[A run of records]
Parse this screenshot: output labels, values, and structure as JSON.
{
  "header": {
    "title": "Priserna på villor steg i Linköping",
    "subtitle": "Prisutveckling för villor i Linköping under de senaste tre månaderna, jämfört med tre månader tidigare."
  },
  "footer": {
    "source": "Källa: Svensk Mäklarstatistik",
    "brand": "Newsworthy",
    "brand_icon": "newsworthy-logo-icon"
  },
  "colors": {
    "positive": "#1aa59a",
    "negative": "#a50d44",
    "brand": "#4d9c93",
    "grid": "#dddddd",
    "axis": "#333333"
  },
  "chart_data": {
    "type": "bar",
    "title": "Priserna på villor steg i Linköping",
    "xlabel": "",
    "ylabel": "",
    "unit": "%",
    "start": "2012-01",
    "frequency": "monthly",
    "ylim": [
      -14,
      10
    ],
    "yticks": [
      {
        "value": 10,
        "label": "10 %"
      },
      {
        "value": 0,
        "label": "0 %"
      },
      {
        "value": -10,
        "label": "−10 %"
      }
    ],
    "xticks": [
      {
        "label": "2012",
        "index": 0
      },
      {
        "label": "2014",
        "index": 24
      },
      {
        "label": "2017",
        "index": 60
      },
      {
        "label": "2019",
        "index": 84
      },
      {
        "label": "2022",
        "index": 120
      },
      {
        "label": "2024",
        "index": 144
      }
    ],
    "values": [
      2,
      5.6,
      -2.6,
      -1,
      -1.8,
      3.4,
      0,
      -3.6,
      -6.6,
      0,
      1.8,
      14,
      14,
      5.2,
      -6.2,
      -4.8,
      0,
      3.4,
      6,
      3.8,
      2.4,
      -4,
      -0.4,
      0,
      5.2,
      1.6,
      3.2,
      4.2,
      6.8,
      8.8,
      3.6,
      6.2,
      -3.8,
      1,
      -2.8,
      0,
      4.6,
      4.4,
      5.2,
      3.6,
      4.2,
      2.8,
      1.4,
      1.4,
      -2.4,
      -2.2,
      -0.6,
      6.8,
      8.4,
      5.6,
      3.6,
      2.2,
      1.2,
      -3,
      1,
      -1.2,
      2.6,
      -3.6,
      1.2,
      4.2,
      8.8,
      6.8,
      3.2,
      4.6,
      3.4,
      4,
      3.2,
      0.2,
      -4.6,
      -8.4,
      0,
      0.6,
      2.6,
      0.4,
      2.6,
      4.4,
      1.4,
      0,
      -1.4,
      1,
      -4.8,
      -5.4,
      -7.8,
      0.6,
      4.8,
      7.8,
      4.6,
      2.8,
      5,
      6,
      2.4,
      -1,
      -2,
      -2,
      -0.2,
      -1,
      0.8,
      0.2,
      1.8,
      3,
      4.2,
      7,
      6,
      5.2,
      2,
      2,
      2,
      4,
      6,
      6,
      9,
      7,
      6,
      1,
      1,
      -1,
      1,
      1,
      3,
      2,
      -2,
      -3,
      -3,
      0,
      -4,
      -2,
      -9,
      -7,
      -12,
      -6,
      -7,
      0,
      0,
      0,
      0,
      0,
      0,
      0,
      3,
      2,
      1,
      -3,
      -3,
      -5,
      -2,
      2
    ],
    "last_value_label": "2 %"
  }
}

** Task requirements **
Find the word "index" and list each line it appears in.

** Task solution **
        "index": 0
        "index": 24
        "index": 60
        "index": 84
        "index": 120
        "index": 144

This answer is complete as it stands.